• _Records from a dataset_:
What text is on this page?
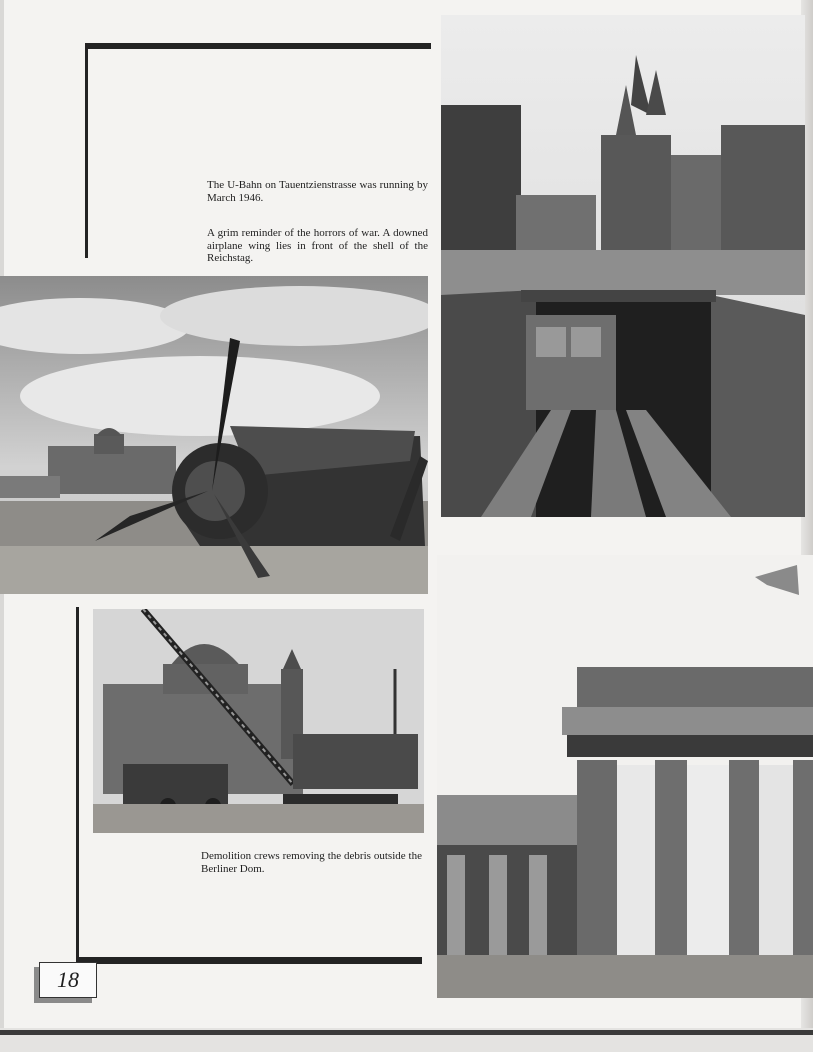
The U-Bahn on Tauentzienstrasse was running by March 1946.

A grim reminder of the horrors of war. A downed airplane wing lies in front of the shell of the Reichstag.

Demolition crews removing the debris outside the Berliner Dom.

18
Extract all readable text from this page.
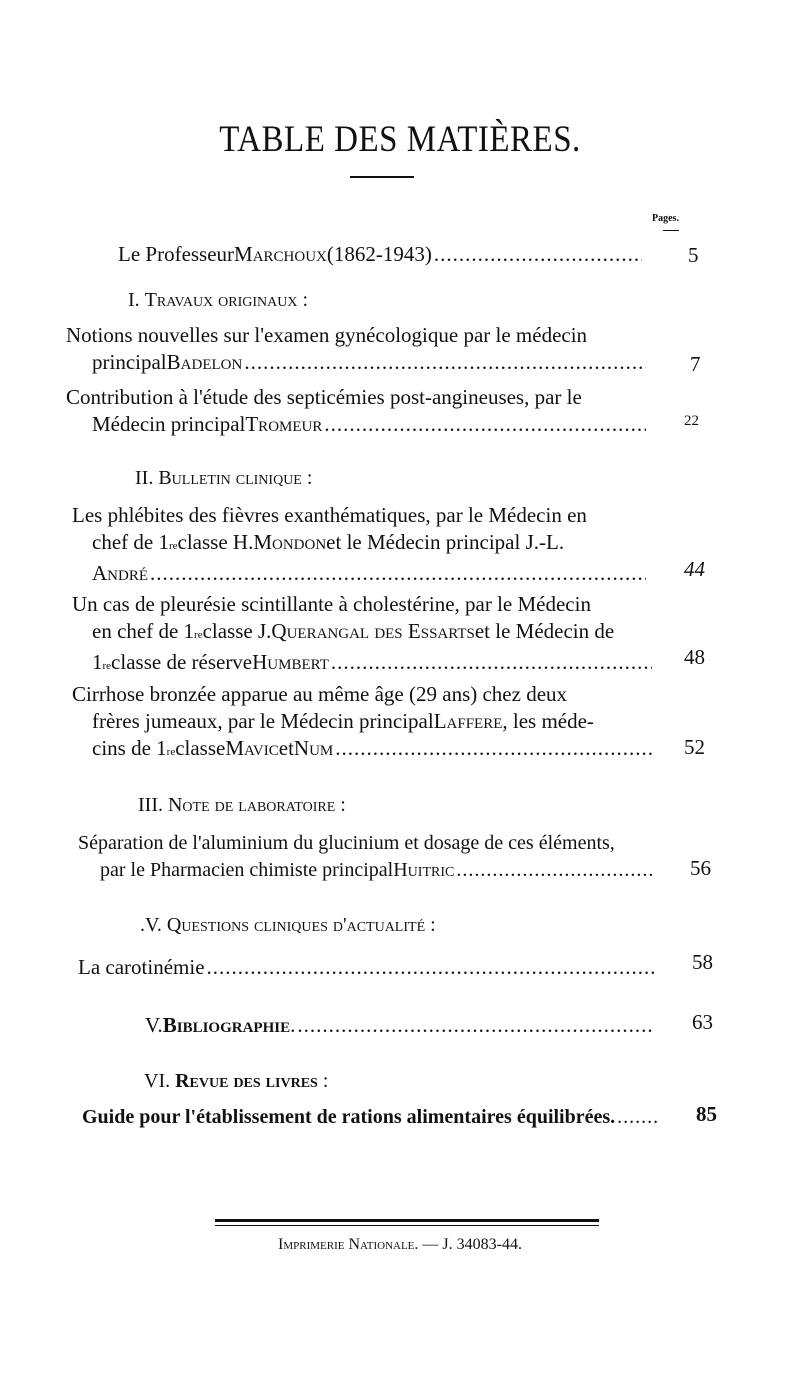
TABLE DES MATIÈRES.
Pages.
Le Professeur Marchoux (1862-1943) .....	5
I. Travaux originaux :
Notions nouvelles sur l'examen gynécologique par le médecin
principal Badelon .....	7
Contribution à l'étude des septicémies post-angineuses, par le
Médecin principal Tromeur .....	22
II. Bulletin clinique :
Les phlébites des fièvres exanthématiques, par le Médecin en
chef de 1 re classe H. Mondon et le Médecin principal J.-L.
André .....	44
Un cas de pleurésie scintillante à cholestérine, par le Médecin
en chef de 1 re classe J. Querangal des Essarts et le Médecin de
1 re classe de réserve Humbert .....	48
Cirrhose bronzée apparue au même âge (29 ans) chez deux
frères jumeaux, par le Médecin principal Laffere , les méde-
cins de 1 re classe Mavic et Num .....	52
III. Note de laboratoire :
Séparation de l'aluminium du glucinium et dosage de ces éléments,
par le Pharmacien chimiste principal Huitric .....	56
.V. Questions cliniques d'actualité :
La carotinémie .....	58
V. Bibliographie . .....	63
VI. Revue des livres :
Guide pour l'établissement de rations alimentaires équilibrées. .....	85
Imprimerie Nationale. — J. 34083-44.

• _TASK REQUIREMENTS_: Skip every picture and transcribe the data above exactly.

• _WRITTEN RESPONSE_:
What text is on this page?
The U-Bahn on Tauentzienstrasse was running by March 1946.

A grim reminder of the horrors of war. A downed airplane wing lies in front of the shell of the Reichstag.

Demolition crews removing the debris outside the Berliner Dom.

18
Extract all readable text from this page.
TABLE DES MATIÈRES.
Pages.
Le Professeur Marchoux (1862-1943) .....	5
I. Travaux originaux :
Notions nouvelles sur l'examen gynécologique par le médecin
principal Badelon .....	7
Contribution à l'étude des septicémies post-angineuses, par le
Médecin principal Tromeur .....	22
II. Bulletin clinique :
Les phlébites des fièvres exanthématiques, par le Médecin en
chef de 1 re classe H. Mondon et le Médecin principal J.-L.
André .....	44
Un cas de pleurésie scintillante à cholestérine, par le Médecin
en chef de 1 re classe J. Querangal des Essarts et le Médecin de
1 re classe de réserve Humbert .....	48
Cirrhose bronzée apparue au même âge (29 ans) chez deux
frères jumeaux, par le Médecin principal Laffere , les méde-
cins de 1 re classe Mavic et Num .....	52
III. Note de laboratoire :
Séparation de l'aluminium du glucinium et dosage de ces éléments,
par le Pharmacien chimiste principal Huitric .....	56
.V. Questions cliniques d'actualité :
La carotinémie .....	58
V. Bibliographie . .....	63
VI. Revue des livres :
Guide pour l'établissement de rations alimentaires équilibrées. .....	85
Imprimerie Nationale. — J. 34083-44.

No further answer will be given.